Make an exact copy of all the records.

▶ Data lines
** Start **

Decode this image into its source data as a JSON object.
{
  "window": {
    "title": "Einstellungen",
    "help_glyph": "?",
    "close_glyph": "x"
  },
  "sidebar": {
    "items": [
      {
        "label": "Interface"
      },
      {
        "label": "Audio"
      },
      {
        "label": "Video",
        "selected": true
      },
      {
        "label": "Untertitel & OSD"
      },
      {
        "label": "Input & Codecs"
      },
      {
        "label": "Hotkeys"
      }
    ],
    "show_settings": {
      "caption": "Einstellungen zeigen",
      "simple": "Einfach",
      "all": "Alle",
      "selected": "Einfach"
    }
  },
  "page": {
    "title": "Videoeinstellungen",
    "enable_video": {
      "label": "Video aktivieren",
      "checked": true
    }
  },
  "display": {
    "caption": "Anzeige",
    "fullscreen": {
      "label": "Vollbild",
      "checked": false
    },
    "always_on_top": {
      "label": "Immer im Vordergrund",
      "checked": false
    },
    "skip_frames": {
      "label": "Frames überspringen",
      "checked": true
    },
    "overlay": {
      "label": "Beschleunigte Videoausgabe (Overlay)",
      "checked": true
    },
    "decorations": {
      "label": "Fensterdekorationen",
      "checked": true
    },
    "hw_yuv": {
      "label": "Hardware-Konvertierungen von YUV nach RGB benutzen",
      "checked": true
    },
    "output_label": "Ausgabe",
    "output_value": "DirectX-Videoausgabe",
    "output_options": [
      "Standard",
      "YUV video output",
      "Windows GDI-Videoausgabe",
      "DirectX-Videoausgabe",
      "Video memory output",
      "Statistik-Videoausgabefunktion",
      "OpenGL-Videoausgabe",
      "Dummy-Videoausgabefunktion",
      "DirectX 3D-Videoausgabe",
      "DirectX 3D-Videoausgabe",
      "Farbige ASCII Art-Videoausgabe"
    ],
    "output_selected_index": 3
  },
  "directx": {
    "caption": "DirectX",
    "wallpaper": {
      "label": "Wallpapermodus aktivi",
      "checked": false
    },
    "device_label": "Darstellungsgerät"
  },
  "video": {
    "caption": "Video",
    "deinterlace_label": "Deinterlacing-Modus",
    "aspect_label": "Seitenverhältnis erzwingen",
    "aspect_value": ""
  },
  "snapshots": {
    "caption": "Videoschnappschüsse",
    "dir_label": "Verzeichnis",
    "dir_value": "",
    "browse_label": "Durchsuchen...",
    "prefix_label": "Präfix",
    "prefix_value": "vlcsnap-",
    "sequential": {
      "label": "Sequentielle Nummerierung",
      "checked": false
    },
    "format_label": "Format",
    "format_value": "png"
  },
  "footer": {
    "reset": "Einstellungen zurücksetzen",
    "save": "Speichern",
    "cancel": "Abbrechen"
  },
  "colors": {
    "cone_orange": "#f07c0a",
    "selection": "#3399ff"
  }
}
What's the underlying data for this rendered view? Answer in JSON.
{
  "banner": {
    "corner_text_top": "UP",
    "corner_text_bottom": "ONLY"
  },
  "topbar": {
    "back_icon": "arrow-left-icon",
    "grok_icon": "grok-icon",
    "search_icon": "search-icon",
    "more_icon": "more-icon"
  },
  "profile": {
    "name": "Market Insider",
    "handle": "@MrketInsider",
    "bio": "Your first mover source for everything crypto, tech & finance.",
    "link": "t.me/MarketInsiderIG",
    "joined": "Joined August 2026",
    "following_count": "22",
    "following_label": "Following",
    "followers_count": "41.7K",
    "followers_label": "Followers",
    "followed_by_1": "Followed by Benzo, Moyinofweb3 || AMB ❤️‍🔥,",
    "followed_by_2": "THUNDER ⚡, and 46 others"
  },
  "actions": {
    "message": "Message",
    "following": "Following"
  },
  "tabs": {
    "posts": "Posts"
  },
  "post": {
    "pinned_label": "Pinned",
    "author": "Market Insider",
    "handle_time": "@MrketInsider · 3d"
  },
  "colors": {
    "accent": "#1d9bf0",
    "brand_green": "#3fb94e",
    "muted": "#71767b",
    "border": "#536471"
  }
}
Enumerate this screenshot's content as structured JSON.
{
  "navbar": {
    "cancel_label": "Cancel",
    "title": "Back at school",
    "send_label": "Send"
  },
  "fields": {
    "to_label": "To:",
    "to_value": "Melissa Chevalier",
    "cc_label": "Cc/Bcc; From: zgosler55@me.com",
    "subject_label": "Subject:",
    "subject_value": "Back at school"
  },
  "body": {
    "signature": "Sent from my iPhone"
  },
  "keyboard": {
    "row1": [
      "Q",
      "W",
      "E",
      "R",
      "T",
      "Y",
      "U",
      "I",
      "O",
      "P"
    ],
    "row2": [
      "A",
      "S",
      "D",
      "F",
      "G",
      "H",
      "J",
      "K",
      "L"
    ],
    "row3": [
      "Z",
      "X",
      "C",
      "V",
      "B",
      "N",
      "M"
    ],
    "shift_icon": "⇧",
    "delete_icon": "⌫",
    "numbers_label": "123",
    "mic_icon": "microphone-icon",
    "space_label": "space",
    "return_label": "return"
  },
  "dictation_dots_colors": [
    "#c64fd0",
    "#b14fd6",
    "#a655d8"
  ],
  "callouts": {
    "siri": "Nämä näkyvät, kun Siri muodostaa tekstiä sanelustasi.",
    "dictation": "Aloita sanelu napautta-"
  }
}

** End **

▶ Completed task
Decode this image into its source data as a JSON object.
{
  "window": {
    "title": "Einstellungen",
    "help_glyph": "?",
    "close_glyph": "x"
  },
  "sidebar": {
    "items": [
      {
        "label": "Interface"
      },
      {
        "label": "Audio"
      },
      {
        "label": "Video",
        "selected": true
      },
      {
        "label": "Untertitel & OSD"
      },
      {
        "label": "Input & Codecs"
      },
      {
        "label": "Hotkeys"
      }
    ],
    "show_settings": {
      "caption": "Einstellungen zeigen",
      "simple": "Einfach",
      "all": "Alle",
      "selected": "Einfach"
    }
  },
  "page": {
    "title": "Videoeinstellungen",
    "enable_video": {
      "label": "Video aktivieren",
      "checked": true
    }
  },
  "display": {
    "caption": "Anzeige",
    "fullscreen": {
      "label": "Vollbild",
      "checked": false
    },
    "always_on_top": {
      "label": "Immer im Vordergrund",
      "checked": false
    },
    "skip_frames": {
      "label": "Frames überspringen",
      "checked": true
    },
    "overlay": {
      "label": "Beschleunigte Videoausgabe (Overlay)",
      "checked": true
    },
    "decorations": {
      "label": "Fensterdekorationen",
      "checked": true
    },
    "hw_yuv": {
      "label": "Hardware-Konvertierungen von YUV nach RGB benutzen",
      "checked": true
    },
    "output_label": "Ausgabe",
    "output_value": "DirectX-Videoausgabe",
    "output_options": [
      "Standard",
      "YUV video output",
      "Windows GDI-Videoausgabe",
      "DirectX-Videoausgabe",
      "Video memory output",
      "Statistik-Videoausgabefunktion",
      "OpenGL-Videoausgabe",
      "Dummy-Videoausgabefunktion",
      "DirectX 3D-Videoausgabe",
      "DirectX 3D-Videoausgabe",
      "Farbige ASCII Art-Videoausgabe"
    ],
    "output_selected_index": 3
  },
  "directx": {
    "caption": "DirectX",
    "wallpaper": {
      "label": "Wallpapermodus aktivi",
      "checked": false
    },
    "device_label": "Darstellungsgerät"
  },
  "video": {
    "caption": "Video",
    "deinterlace_label": "Deinterlacing-Modus",
    "aspect_label": "Seitenverhältnis erzwingen",
    "aspect_value": ""
  },
  "snapshots": {
    "caption": "Videoschnappschüsse",
    "dir_label": "Verzeichnis",
    "dir_value": "",
    "browse_label": "Durchsuchen...",
    "prefix_label": "Präfix",
    "prefix_value": "vlcsnap-",
    "sequential": {
      "label": "Sequentielle Nummerierung",
      "checked": false
    },
    "format_label": "Format",
    "format_value": "png"
  },
  "footer": {
    "reset": "Einstellungen zurücksetzen",
    "save": "Speichern",
    "cancel": "Abbrechen"
  },
  "colors": {
    "cone_orange": "#f07c0a",
    "selection": "#3399ff"
  }
}
What's the underlying data for this rendered view? Answer in JSON.
{
  "banner": {
    "corner_text_top": "UP",
    "corner_text_bottom": "ONLY"
  },
  "topbar": {
    "back_icon": "arrow-left-icon",
    "grok_icon": "grok-icon",
    "search_icon": "search-icon",
    "more_icon": "more-icon"
  },
  "profile": {
    "name": "Market Insider",
    "handle": "@MrketInsider",
    "bio": "Your first mover source for everything crypto, tech & finance.",
    "link": "t.me/MarketInsiderIG",
    "joined": "Joined August 2026",
    "following_count": "22",
    "following_label": "Following",
    "followers_count": "41.7K",
    "followers_label": "Followers",
    "followed_by_1": "Followed by Benzo, Moyinofweb3 || AMB ❤️‍🔥,",
    "followed_by_2": "THUNDER ⚡, and 46 others"
  },
  "actions": {
    "message": "Message",
    "following": "Following"
  },
  "tabs": {
    "posts": "Posts"
  },
  "post": {
    "pinned_label": "Pinned",
    "author": "Market Insider",
    "handle_time": "@MrketInsider · 3d"
  },
  "colors": {
    "accent": "#1d9bf0",
    "brand_green": "#3fb94e",
    "muted": "#71767b",
    "border": "#536471"
  }
}
Enumerate this screenshot's content as structured JSON.
{
  "navbar": {
    "cancel_label": "Cancel",
    "title": "Back at school",
    "send_label": "Send"
  },
  "fields": {
    "to_label": "To:",
    "to_value": "Melissa Chevalier",
    "cc_label": "Cc/Bcc; From: zgosler55@me.com",
    "subject_label": "Subject:",
    "subject_value": "Back at school"
  },
  "body": {
    "signature": "Sent from my iPhone"
  },
  "keyboard": {
    "row1": [
      "Q",
      "W",
      "E",
      "R",
      "T",
      "Y",
      "U",
      "I",
      "O",
      "P"
    ],
    "row2": [
      "A",
      "S",
      "D",
      "F",
      "G",
      "H",
      "J",
      "K",
      "L"
    ],
    "row3": [
      "Z",
      "X",
      "C",
      "V",
      "B",
      "N",
      "M"
    ],
    "shift_icon": "⇧",
    "delete_icon": "⌫",
    "numbers_label": "123",
    "mic_icon": "microphone-icon",
    "space_label": "space",
    "return_label": "return"
  },
  "dictation_dots_colors": [
    "#c64fd0",
    "#b14fd6",
    "#a655d8"
  ],
  "callouts": {
    "siri": "Nämä näkyvät, kun Siri muodostaa tekstiä sanelustasi.",
    "dictation": "Aloita sanelu napautta-"
  }
}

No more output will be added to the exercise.